--- Requirement ---
Each line containing the word "this" must be collected.

--- Supplied information ---
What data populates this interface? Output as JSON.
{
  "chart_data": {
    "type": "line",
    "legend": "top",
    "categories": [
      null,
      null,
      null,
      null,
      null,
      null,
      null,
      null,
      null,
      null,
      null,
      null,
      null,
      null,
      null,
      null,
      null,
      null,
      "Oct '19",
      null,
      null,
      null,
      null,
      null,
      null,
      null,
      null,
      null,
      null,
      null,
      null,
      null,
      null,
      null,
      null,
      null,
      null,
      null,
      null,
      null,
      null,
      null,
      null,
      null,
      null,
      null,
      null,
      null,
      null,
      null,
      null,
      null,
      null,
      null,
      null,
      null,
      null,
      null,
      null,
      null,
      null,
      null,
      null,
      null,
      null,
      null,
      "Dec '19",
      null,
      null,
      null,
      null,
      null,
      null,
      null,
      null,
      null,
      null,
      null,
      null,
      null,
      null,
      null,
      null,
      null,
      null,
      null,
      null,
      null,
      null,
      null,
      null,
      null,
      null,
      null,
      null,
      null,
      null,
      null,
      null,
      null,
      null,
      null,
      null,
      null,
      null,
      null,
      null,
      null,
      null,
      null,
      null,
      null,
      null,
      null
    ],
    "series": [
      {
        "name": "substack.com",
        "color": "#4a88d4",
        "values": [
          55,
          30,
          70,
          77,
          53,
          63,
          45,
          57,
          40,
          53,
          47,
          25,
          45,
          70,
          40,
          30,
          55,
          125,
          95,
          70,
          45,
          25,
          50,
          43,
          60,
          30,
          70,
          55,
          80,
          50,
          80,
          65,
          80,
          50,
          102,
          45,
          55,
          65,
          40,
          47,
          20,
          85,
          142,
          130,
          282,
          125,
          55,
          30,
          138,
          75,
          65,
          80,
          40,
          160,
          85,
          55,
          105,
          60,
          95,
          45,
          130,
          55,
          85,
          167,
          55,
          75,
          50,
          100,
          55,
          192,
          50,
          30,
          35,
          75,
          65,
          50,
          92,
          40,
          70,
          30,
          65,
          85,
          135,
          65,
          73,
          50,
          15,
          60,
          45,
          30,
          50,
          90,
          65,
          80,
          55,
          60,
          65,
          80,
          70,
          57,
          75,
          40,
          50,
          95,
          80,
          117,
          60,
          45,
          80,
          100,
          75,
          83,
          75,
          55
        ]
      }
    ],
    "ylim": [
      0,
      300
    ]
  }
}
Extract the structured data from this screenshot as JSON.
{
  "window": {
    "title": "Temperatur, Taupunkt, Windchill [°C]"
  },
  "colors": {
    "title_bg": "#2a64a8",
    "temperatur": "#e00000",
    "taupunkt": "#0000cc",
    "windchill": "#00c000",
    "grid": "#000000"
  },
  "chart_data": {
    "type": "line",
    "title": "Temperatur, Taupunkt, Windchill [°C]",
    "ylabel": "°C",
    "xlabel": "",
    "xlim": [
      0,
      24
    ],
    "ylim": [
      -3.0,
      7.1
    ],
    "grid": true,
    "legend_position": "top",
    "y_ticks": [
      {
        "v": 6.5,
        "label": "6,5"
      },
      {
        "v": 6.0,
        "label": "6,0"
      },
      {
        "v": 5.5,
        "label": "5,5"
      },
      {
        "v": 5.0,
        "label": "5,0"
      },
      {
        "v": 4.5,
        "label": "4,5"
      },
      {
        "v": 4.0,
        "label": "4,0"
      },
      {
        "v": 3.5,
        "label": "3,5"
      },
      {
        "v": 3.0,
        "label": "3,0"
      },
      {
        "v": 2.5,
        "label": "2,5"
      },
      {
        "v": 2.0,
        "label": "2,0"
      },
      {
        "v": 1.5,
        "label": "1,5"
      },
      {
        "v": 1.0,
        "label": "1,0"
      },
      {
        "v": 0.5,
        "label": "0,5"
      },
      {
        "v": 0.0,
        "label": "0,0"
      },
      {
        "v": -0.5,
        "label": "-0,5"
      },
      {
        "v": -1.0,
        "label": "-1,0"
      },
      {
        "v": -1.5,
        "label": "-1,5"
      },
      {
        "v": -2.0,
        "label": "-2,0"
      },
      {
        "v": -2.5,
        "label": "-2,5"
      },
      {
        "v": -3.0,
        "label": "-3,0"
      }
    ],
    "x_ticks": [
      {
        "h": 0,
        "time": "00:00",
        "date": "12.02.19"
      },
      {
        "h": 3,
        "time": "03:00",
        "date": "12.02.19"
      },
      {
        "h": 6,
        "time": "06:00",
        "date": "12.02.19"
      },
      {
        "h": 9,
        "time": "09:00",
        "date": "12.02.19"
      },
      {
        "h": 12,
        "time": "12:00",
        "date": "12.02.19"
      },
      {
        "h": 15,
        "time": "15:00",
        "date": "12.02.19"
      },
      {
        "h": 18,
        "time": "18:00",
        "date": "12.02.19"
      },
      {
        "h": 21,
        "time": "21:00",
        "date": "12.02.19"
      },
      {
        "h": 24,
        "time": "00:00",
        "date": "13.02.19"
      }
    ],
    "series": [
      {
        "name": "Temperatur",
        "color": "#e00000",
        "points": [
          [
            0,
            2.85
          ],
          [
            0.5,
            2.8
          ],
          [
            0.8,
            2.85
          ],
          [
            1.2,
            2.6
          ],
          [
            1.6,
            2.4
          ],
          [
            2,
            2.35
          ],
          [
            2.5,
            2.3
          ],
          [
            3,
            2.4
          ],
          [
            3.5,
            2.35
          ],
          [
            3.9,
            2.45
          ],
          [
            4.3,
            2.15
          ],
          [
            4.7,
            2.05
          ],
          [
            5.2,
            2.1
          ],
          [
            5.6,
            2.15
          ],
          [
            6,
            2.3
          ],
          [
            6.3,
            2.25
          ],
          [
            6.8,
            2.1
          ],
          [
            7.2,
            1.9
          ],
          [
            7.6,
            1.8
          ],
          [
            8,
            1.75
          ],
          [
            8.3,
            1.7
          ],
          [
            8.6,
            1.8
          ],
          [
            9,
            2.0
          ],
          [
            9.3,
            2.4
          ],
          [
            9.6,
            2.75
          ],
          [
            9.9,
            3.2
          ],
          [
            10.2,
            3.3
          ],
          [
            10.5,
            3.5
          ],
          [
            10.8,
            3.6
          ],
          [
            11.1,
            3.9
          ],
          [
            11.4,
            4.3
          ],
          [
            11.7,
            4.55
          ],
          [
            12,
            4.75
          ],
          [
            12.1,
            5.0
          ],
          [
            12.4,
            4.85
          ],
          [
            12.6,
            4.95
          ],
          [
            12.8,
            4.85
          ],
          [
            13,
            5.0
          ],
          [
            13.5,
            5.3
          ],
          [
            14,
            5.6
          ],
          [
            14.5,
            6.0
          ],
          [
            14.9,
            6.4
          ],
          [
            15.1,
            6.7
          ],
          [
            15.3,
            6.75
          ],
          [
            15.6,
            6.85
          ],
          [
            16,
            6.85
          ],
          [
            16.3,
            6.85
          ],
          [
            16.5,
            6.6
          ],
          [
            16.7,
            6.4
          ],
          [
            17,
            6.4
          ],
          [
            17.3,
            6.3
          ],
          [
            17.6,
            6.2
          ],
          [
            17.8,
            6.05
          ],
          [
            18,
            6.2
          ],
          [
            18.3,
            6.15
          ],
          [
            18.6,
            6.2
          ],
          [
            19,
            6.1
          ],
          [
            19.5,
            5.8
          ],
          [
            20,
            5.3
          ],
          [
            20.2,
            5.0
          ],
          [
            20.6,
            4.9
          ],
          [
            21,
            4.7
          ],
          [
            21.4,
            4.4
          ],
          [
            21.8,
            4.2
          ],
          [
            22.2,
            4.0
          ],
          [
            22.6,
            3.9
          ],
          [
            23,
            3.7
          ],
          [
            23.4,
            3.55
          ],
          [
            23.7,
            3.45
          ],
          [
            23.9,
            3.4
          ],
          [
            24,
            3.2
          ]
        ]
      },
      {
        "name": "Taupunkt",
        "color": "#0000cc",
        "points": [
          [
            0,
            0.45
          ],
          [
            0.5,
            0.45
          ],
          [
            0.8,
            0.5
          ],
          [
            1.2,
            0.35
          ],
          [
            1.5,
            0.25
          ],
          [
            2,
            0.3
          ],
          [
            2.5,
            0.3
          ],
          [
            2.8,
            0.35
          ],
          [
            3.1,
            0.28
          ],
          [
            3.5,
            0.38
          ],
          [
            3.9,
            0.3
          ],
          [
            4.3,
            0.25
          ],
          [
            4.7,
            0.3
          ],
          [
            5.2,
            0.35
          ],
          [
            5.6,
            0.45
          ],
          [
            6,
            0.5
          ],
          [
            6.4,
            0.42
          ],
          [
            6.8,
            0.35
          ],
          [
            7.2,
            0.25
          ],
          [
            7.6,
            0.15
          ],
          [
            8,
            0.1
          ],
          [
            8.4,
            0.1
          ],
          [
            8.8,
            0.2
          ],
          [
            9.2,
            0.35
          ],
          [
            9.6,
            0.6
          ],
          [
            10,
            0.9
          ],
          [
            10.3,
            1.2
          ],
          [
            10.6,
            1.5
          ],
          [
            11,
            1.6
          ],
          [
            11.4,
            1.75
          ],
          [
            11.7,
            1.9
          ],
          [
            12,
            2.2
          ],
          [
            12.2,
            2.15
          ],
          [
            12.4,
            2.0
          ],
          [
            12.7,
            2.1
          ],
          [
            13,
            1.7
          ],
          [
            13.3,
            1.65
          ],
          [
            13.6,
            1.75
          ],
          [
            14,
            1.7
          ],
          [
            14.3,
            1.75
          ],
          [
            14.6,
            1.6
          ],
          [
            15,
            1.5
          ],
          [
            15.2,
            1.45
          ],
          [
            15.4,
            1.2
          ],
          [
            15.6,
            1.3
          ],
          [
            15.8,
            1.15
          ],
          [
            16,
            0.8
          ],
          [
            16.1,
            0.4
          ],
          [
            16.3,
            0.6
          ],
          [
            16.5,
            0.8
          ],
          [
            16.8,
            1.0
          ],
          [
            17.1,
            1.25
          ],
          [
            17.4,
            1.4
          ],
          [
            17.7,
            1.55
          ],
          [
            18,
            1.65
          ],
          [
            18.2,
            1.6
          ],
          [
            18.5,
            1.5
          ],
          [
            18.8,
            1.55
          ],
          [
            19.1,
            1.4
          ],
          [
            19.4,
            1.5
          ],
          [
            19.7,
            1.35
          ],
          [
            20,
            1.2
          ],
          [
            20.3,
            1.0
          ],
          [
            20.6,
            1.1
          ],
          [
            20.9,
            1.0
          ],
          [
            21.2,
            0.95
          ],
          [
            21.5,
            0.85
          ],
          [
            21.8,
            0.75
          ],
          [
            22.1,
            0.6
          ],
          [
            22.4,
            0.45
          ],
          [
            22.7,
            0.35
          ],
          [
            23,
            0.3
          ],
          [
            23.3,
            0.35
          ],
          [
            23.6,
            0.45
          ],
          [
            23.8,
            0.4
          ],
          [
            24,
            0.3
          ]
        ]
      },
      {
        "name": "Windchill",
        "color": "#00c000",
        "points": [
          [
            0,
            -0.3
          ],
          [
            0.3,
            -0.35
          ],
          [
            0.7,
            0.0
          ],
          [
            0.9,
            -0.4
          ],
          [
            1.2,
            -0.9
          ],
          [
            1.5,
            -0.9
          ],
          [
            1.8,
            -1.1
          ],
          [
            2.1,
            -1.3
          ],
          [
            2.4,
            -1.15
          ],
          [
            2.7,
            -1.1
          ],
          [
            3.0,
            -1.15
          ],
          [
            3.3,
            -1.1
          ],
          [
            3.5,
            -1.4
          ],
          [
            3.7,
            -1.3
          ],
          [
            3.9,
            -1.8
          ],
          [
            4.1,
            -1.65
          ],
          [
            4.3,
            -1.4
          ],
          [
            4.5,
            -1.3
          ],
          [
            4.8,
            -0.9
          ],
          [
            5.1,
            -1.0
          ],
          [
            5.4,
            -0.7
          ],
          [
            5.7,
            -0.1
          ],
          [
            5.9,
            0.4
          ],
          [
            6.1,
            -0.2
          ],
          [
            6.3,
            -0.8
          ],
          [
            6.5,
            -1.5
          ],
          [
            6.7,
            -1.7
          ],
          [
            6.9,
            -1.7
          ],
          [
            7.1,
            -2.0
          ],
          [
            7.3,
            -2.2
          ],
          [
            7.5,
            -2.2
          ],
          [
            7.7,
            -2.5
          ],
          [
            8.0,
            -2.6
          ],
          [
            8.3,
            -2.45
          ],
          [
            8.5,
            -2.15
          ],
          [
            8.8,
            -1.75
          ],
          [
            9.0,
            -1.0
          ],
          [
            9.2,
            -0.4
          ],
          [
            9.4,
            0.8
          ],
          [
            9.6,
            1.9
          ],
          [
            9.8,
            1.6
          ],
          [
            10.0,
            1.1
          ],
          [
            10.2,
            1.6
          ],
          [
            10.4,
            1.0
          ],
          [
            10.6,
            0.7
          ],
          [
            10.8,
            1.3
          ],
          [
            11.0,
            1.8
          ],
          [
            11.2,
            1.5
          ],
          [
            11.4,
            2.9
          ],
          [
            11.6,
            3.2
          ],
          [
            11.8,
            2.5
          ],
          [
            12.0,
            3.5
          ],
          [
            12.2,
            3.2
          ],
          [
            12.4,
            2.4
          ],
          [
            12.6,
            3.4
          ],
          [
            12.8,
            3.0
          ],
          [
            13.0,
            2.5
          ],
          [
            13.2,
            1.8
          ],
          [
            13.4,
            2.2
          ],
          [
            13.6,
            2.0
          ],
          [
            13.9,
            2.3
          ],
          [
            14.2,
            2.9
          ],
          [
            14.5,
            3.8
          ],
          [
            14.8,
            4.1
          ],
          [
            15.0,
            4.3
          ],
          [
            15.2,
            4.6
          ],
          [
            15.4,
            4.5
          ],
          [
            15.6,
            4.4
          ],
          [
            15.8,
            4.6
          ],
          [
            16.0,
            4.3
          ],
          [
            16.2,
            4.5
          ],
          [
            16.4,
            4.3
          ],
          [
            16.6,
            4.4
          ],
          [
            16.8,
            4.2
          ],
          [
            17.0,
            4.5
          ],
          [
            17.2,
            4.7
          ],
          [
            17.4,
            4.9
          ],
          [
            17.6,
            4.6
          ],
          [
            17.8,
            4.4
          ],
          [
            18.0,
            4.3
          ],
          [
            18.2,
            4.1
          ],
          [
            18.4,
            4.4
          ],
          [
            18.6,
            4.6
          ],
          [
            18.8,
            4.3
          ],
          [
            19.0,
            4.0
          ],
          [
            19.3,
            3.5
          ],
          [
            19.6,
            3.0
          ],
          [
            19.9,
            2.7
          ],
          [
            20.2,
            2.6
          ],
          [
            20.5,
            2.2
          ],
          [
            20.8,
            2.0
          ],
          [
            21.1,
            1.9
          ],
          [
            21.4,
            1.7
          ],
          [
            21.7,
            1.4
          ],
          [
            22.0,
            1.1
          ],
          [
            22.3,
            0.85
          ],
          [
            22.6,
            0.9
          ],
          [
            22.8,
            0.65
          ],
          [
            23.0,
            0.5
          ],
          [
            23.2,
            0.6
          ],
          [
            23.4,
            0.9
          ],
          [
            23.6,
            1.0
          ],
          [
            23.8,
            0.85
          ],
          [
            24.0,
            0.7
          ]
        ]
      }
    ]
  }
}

--- Exercise output ---
What data populates this interface? Output as JSON.
Extract the structured data from this screenshot as JSON.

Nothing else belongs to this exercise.